WHAT YOU WILL DO =
Set down the full listing exactly as given. Any pictures are to be left out.

[Stored data entries]
— START —
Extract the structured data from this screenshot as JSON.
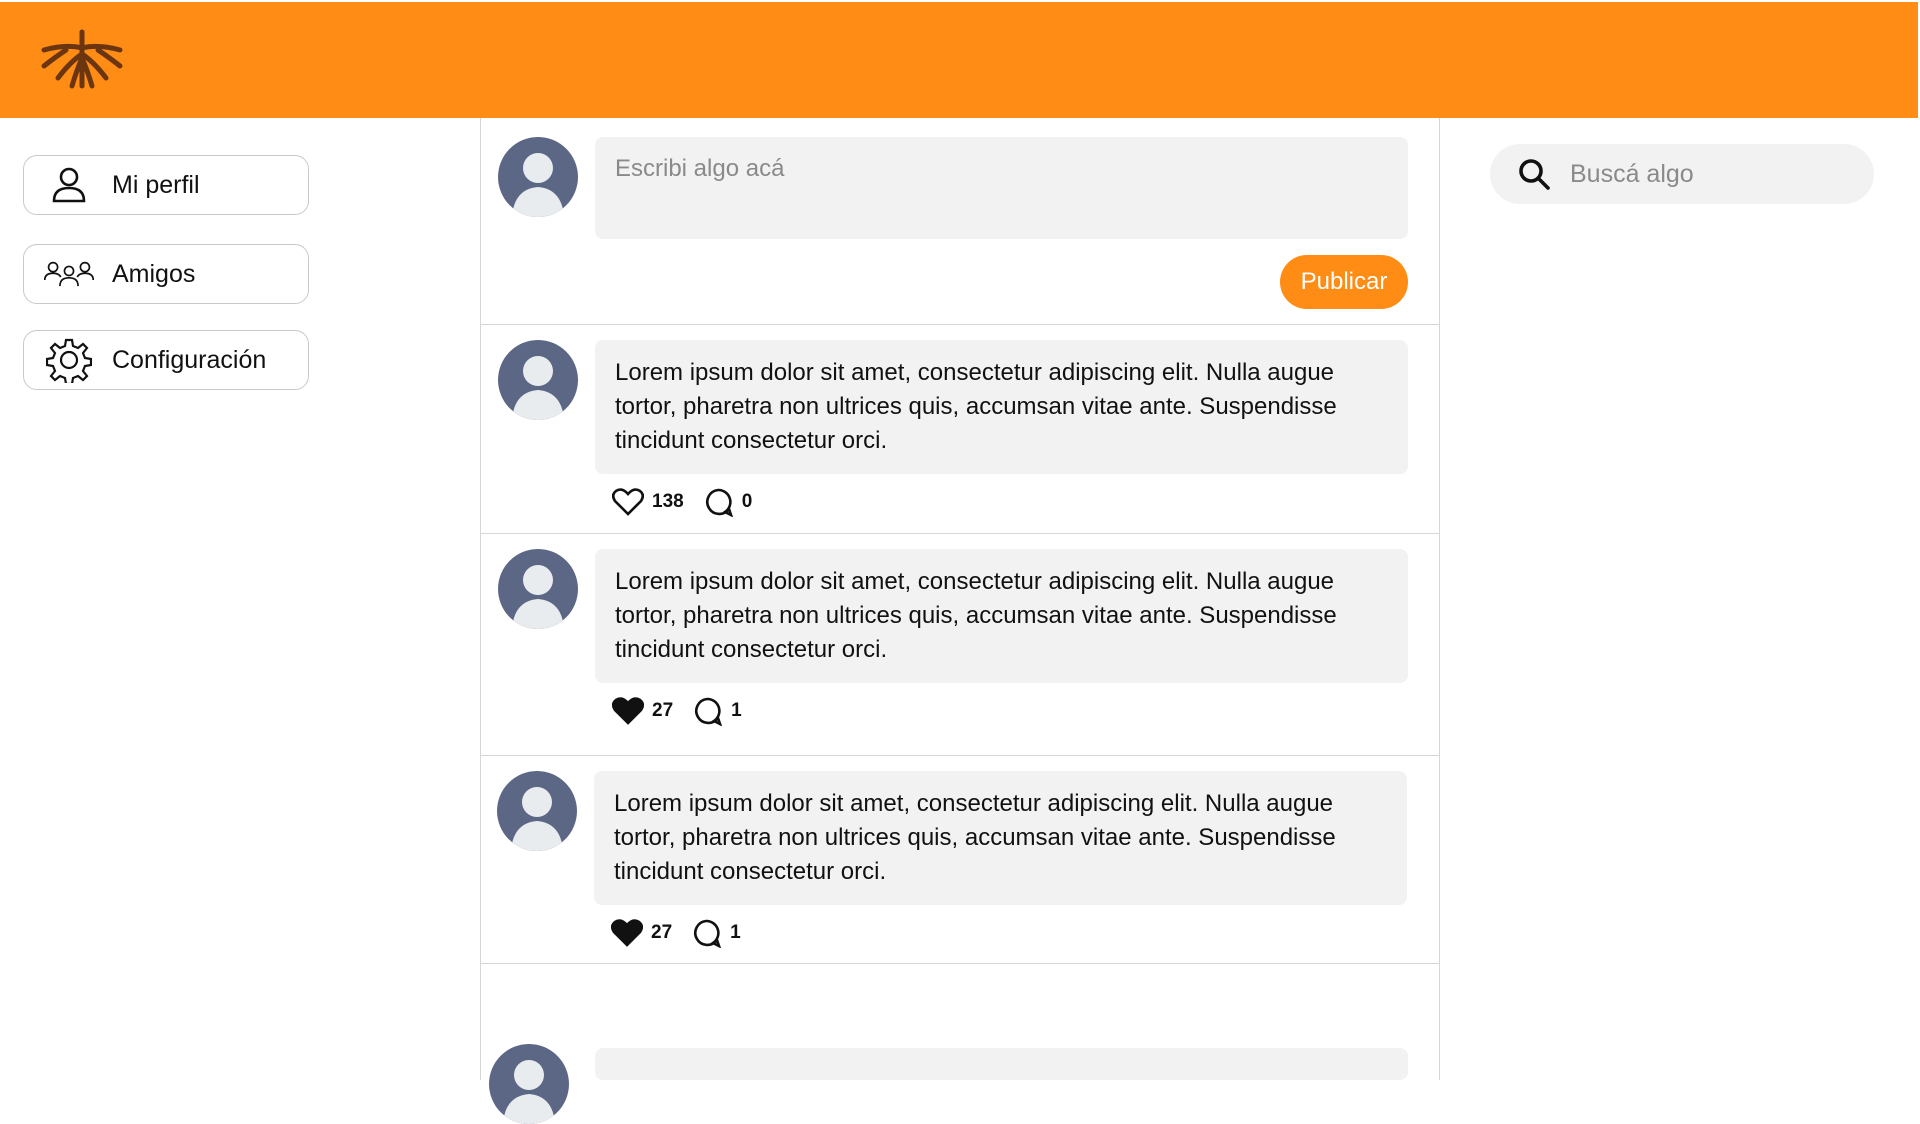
{
  "header": {
    "logo_icon": "tree-roots-logo",
    "background_color": "#ff8c14"
  },
  "sidebar": {
    "items": [
      {
        "label": "Mi perfil",
        "icon": "user-icon"
      },
      {
        "label": "Amigos",
        "icon": "users-group-icon"
      },
      {
        "label": "Configuración",
        "icon": "gear-icon"
      }
    ]
  },
  "composer": {
    "placeholder": "Escribi algo acá",
    "publish_label": "Publicar"
  },
  "posts": [
    {
      "text": "Lorem ipsum dolor sit amet, consectetur adipiscing elit. Nulla augue tortor, pharetra non ultrices quis, accumsan vitae ante. Suspendisse tincidunt consectetur orci.",
      "likes": "138",
      "liked": false,
      "comments": "0"
    },
    {
      "text": "Lorem ipsum dolor sit amet, consectetur adipiscing elit. Nulla augue tortor, pharetra non ultrices quis, accumsan vitae ante. Suspendisse tincidunt consectetur orci.",
      "likes": "27",
      "liked": true,
      "comments": "1"
    },
    {
      "text": "Lorem ipsum dolor sit amet, consectetur adipiscing elit. Nulla augue tortor, pharetra non ultrices quis, accumsan vitae ante. Suspendisse tincidunt consectetur orci.",
      "likes": "27",
      "liked": true,
      "comments": "1"
    },
    {
      "text": "",
      "likes": "",
      "liked": false,
      "comments": ""
    }
  ],
  "search": {
    "placeholder": "Buscá algo",
    "icon": "search-icon"
  },
  "colors": {
    "accent": "#ff8c14",
    "avatar": "#5b6785",
    "card_bg": "#f2f2f2"
  }
}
— END —
CORRECT RESPONSE =
Extract the structured data from this screenshot as JSON.
{
  "header": {
    "logo_icon": "tree-roots-logo",
    "background_color": "#ff8c14"
  },
  "sidebar": {
    "items": [
      {
        "label": "Mi perfil",
        "icon": "user-icon"
      },
      {
        "label": "Amigos",
        "icon": "users-group-icon"
      },
      {
        "label": "Configuración",
        "icon": "gear-icon"
      }
    ]
  },
  "composer": {
    "placeholder": "Escribi algo acá",
    "publish_label": "Publicar"
  },
  "posts": [
    {
      "text": "Lorem ipsum dolor sit amet, consectetur adipiscing elit. Nulla augue tortor, pharetra non ultrices quis, accumsan vitae ante. Suspendisse tincidunt consectetur orci.",
      "likes": "138",
      "liked": false,
      "comments": "0"
    },
    {
      "text": "Lorem ipsum dolor sit amet, consectetur adipiscing elit. Nulla augue tortor, pharetra non ultrices quis, accumsan vitae ante. Suspendisse tincidunt consectetur orci.",
      "likes": "27",
      "liked": true,
      "comments": "1"
    },
    {
      "text": "Lorem ipsum dolor sit amet, consectetur adipiscing elit. Nulla augue tortor, pharetra non ultrices quis, accumsan vitae ante. Suspendisse tincidunt consectetur orci.",
      "likes": "27",
      "liked": true,
      "comments": "1"
    },
    {
      "text": "",
      "likes": "",
      "liked": false,
      "comments": ""
    }
  ],
  "search": {
    "placeholder": "Buscá algo",
    "icon": "search-icon"
  },
  "colors": {
    "accent": "#ff8c14",
    "avatar": "#5b6785",
    "card_bg": "#f2f2f2"
  }
}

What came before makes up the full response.